» **Data shown**:
****

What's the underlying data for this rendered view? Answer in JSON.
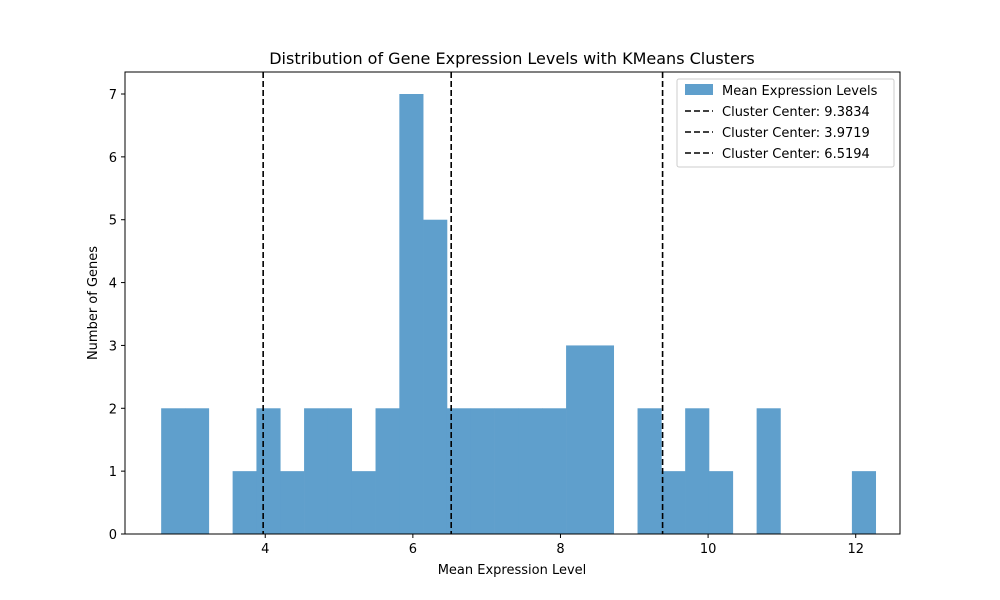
{
  "chart_data": {
    "type": "bar",
    "subtype": "histogram",
    "title": "Distribution of Gene Expression Levels with KMeans Clusters",
    "xlabel": "Mean Expression Level",
    "ylabel": "Number of Genes",
    "xlim": [
      2.1,
      12.6
    ],
    "ylim": [
      0,
      7.35
    ],
    "xticks": [
      4,
      6,
      8,
      10,
      12
    ],
    "yticks": [
      0,
      1,
      2,
      3,
      4,
      5,
      6,
      7
    ],
    "grid": false,
    "legend_position": "top-right",
    "bar_color": "#5f9fcc",
    "bin_start": 2.59,
    "bin_width": 0.3227,
    "counts": [
      2,
      2,
      0,
      1,
      2,
      1,
      2,
      2,
      1,
      2,
      7,
      5,
      2,
      2,
      2,
      2,
      2,
      3,
      3,
      0,
      2,
      1,
      2,
      1,
      0,
      2,
      0,
      0,
      0,
      1
    ],
    "series": [
      {
        "name": "Mean Expression Levels",
        "color": "#5f9fcc",
        "kind": "bars"
      }
    ],
    "vlines": [
      {
        "name": "Cluster Center: 9.3834",
        "x": 9.3834,
        "color": "#000000",
        "style": "dashed"
      },
      {
        "name": "Cluster Center: 3.9719",
        "x": 3.9719,
        "color": "#000000",
        "style": "dashed"
      },
      {
        "name": "Cluster Center: 6.5194",
        "x": 6.5194,
        "color": "#000000",
        "style": "dashed"
      }
    ]
  }
}
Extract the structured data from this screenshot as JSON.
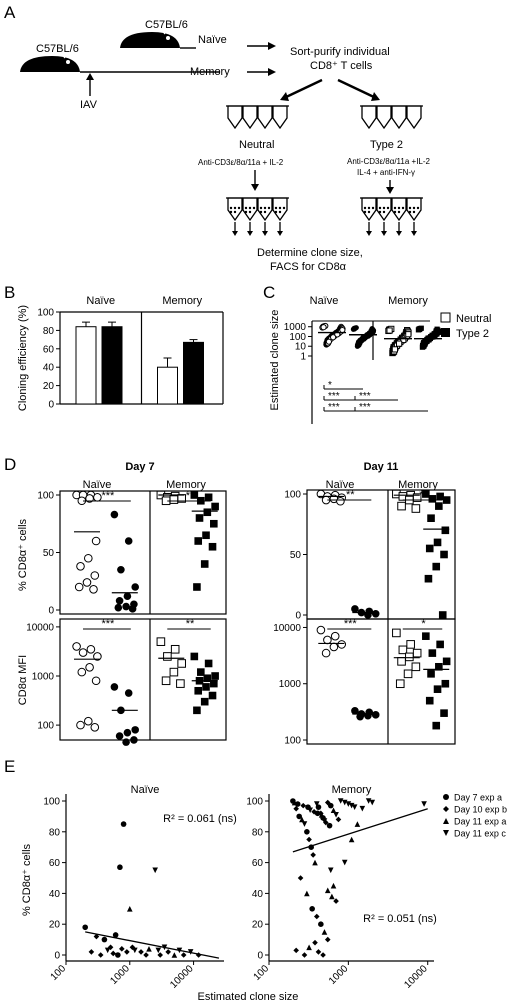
{
  "panel_a": {
    "label": "A",
    "mouse_left": "C57BL/6",
    "mouse_top": "C57BL/6",
    "naive": "Naïve",
    "memory": "Memory",
    "iav": "IAV",
    "sort_line1": "Sort-purify individual",
    "sort_line2": "CD8⁺ T cells",
    "neutral": "Neutral",
    "type2": "Type 2",
    "neutral_cond": "Anti-CD3ε/8α/11a + IL-2",
    "type2_cond1": "Anti-CD3ε/8α/11a +IL-2",
    "type2_cond2": "IL-4 + anti-IFN-γ",
    "determine1": "Determine clone size,",
    "determine2": "FACS for CD8α"
  },
  "panel_b": {
    "label": "B"
  },
  "panel_c": {
    "label": "C",
    "legend_neutral": "Neutral",
    "legend_type2": "Type 2"
  },
  "panel_d": {
    "label": "D"
  },
  "panel_e": {
    "label": "E"
  },
  "chart_data": [
    {
      "id": "B",
      "type": "bar",
      "groups": [
        "Naïve",
        "Memory"
      ],
      "series": [
        {
          "name": "Neutral",
          "values": [
            84,
            40
          ],
          "errors": [
            5,
            10
          ],
          "color": "#ffffff"
        },
        {
          "name": "Type 2",
          "values": [
            84,
            67
          ],
          "errors": [
            5,
            3
          ],
          "color": "#000000"
        }
      ],
      "ylabel": "Cloning efficiency (%)",
      "ylim": [
        0,
        100
      ],
      "yticks": [
        "0",
        "20",
        "40",
        "60",
        "80",
        "100"
      ]
    },
    {
      "id": "C",
      "type": "scatter",
      "scale": "log",
      "groups": [
        "Naïve",
        "Memory"
      ],
      "series_order": [
        "Naïve Neutral",
        "Naïve Type 2",
        "Memory Neutral",
        "Memory Type 2"
      ],
      "ylabel": "Estimated clone size",
      "yticks": [
        "1",
        "10",
        "100",
        "1000"
      ],
      "ylim": [
        1,
        1500
      ],
      "ranges": [
        [
          15,
          1200
        ],
        [
          10,
          800
        ],
        [
          2,
          600
        ],
        [
          8,
          700
        ]
      ],
      "medians": [
        250,
        150,
        60,
        60
      ],
      "significance": [
        {
          "label": "*",
          "from": 1,
          "to": 2
        },
        {
          "label": "***",
          "from": 1,
          "to": 3
        },
        {
          "label": "***",
          "from": 2,
          "to": 3
        },
        {
          "label": "***",
          "from": 1,
          "to": 4
        },
        {
          "label": "***",
          "from": 2,
          "to": 4
        }
      ]
    },
    {
      "id": "D",
      "type": "scatter",
      "titles": [
        "Day 7",
        "Day 11"
      ],
      "groups": [
        "Naïve",
        "Memory"
      ],
      "ylabel_top": "% CD8α⁺ cells",
      "ylabel_bottom": "CD8α  MFI",
      "top_yticks": [
        "0",
        "50",
        "100"
      ],
      "bottom_yticks": [
        "100",
        "1000",
        "10000"
      ],
      "bottom_yticks_day11": [
        "100",
        "1000",
        "10000"
      ],
      "day7_pct": {
        "naive_neutral": [
          100,
          100,
          100,
          98,
          97,
          95,
          60,
          45,
          38,
          30,
          24,
          20,
          18
        ],
        "naive_type2": [
          83,
          60,
          35,
          20,
          12,
          8,
          5,
          3,
          2,
          1
        ],
        "naive_means": [
          68,
          15
        ],
        "memory_neutral": [
          100,
          99,
          98,
          97,
          96,
          95
        ],
        "memory_type2": [
          100,
          98,
          95,
          90,
          85,
          80,
          75,
          65,
          60,
          55,
          40,
          20
        ],
        "memory_means": [
          100,
          86
        ],
        "sig": [
          "***",
          "**"
        ]
      },
      "day7_mfi": {
        "naive_neutral": [
          4000,
          3500,
          3000,
          2500,
          1500,
          1200,
          800,
          120,
          100,
          90
        ],
        "naive_type2": [
          600,
          450,
          200,
          80,
          70,
          60,
          50,
          45
        ],
        "naive_means": [
          2200,
          200
        ],
        "memory_neutral": [
          5000,
          3500,
          2500,
          1800,
          1200,
          800,
          700
        ],
        "memory_type2": [
          2500,
          1800,
          1200,
          1000,
          900,
          800,
          700,
          600,
          500,
          400,
          300,
          200
        ],
        "memory_means": [
          2300,
          800
        ],
        "sig": [
          "***",
          "**"
        ]
      },
      "day11_pct": {
        "naive_neutral": [
          100,
          99,
          98,
          97,
          96,
          95,
          94
        ],
        "naive_type2": [
          5,
          3,
          2,
          1,
          0
        ],
        "naive_means": [
          98,
          2
        ],
        "memory_neutral": [
          100,
          99,
          98,
          97,
          95,
          90,
          88
        ],
        "memory_type2": [
          100,
          98,
          96,
          95,
          90,
          80,
          70,
          60,
          55,
          50,
          40,
          30,
          0
        ],
        "memory_means": [
          99,
          71
        ],
        "sig": [
          "**",
          "**"
        ]
      },
      "day11_mfi": {
        "naive_neutral": [
          9000,
          7000,
          6000,
          5000,
          4500,
          3500
        ],
        "naive_type2": [
          330,
          310,
          290,
          280,
          270,
          260
        ],
        "naive_means": [
          5200,
          290
        ],
        "memory_neutral": [
          8000,
          5000,
          4000,
          3500,
          3000,
          2500,
          2000,
          1500,
          1000
        ],
        "memory_type2": [
          7000,
          5000,
          3500,
          2500,
          2000,
          1500,
          1000,
          800,
          500,
          300,
          180
        ],
        "memory_means": [
          2900,
          1800
        ],
        "sig": [
          "***",
          "*"
        ]
      }
    },
    {
      "id": "E",
      "type": "scatter",
      "titles": [
        "Naïve",
        "Memory"
      ],
      "xlabel": "Estimated clone size",
      "ylabel": "% CD8α⁺ cells",
      "xticks_left": [
        "100",
        "1000",
        "10000"
      ],
      "xticks_right": [
        "100",
        "1000",
        "10000"
      ],
      "yticks": [
        "0",
        "20",
        "40",
        "60",
        "80",
        "100"
      ],
      "r2_left": "R² = 0.061 (ns)",
      "r2_right": "R² = 0.051 (ns)",
      "legend": [
        "Day 7 exp a",
        "Day 10 exp b",
        "Day 11 exp a",
        "Day 11 exp c"
      ],
      "trend_left": {
        "x": [
          200,
          25000
        ],
        "y": [
          15,
          -2
        ]
      },
      "trend_right": {
        "x": [
          200,
          10000
        ],
        "y": [
          67,
          95
        ]
      },
      "naive_points": [
        [
          200,
          18,
          0
        ],
        [
          300,
          12,
          1
        ],
        [
          400,
          10,
          0
        ],
        [
          500,
          5,
          1
        ],
        [
          600,
          13,
          0
        ],
        [
          700,
          57,
          0
        ],
        [
          800,
          85,
          0
        ],
        [
          900,
          2,
          1
        ],
        [
          1000,
          30,
          2
        ],
        [
          1100,
          5,
          1
        ],
        [
          1200,
          3,
          3
        ],
        [
          1500,
          2,
          1
        ],
        [
          1800,
          0,
          1
        ],
        [
          2000,
          4,
          2
        ],
        [
          2500,
          55,
          3
        ],
        [
          2800,
          3,
          3
        ],
        [
          3000,
          0,
          1
        ],
        [
          3500,
          5,
          3
        ],
        [
          4000,
          2,
          1
        ],
        [
          5000,
          0,
          2
        ],
        [
          6000,
          3,
          3
        ],
        [
          7000,
          0,
          1
        ],
        [
          9000,
          2,
          3
        ],
        [
          12000,
          0,
          1
        ],
        [
          250,
          2,
          1
        ],
        [
          350,
          0,
          1
        ],
        [
          450,
          3,
          3
        ],
        [
          550,
          1,
          1
        ],
        [
          650,
          0,
          0
        ],
        [
          750,
          4,
          1
        ]
      ],
      "memory_points": [
        [
          200,
          100,
          0
        ],
        [
          220,
          95,
          1
        ],
        [
          240,
          90,
          0
        ],
        [
          260,
          88,
          2
        ],
        [
          280,
          85,
          3
        ],
        [
          300,
          80,
          0
        ],
        [
          320,
          75,
          1
        ],
        [
          340,
          70,
          0
        ],
        [
          360,
          65,
          1
        ],
        [
          380,
          60,
          2
        ],
        [
          400,
          98,
          3
        ],
        [
          420,
          96,
          0
        ],
        [
          450,
          92,
          1
        ],
        [
          480,
          89,
          0
        ],
        [
          500,
          87,
          3
        ],
        [
          550,
          99,
          1
        ],
        [
          600,
          97,
          0
        ],
        [
          650,
          94,
          2
        ],
        [
          700,
          91,
          3
        ],
        [
          750,
          88,
          1
        ],
        [
          800,
          100,
          3
        ],
        [
          900,
          99,
          3
        ],
        [
          1000,
          98,
          3
        ],
        [
          1100,
          97,
          3
        ],
        [
          1200,
          96,
          3
        ],
        [
          1500,
          95,
          3
        ],
        [
          1800,
          100,
          3
        ],
        [
          2000,
          99,
          3
        ],
        [
          250,
          50,
          1
        ],
        [
          300,
          40,
          2
        ],
        [
          350,
          30,
          0
        ],
        [
          400,
          25,
          1
        ],
        [
          450,
          20,
          0
        ],
        [
          500,
          15,
          2
        ],
        [
          550,
          10,
          1
        ],
        [
          600,
          55,
          3
        ],
        [
          650,
          45,
          2
        ],
        [
          700,
          35,
          1
        ],
        [
          220,
          3,
          1
        ],
        [
          280,
          0,
          1
        ],
        [
          320,
          5,
          2
        ],
        [
          380,
          8,
          1
        ],
        [
          420,
          2,
          1
        ],
        [
          480,
          0,
          1
        ],
        [
          550,
          42,
          2
        ],
        [
          620,
          38,
          2
        ],
        [
          900,
          60,
          3
        ],
        [
          1100,
          75,
          2
        ],
        [
          1300,
          85,
          2
        ],
        [
          9000,
          98,
          3
        ],
        [
          210,
          99,
          2
        ],
        [
          230,
          98,
          0
        ],
        [
          270,
          97,
          1
        ],
        [
          310,
          96,
          0
        ],
        [
          330,
          94,
          3
        ],
        [
          370,
          93,
          1
        ],
        [
          410,
          92,
          0
        ],
        [
          460,
          91,
          2
        ],
        [
          520,
          86,
          1
        ],
        [
          580,
          84,
          0
        ]
      ]
    }
  ]
}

****

» **Instructions for the task**: Among the lines of the material, find those that hold the word "clone" and copy them.

» **Response box**:
    "determine1": "Determine clone size,",
      "ylabel": "Estimated clone size",
      "xlabel": "Estimated clone size",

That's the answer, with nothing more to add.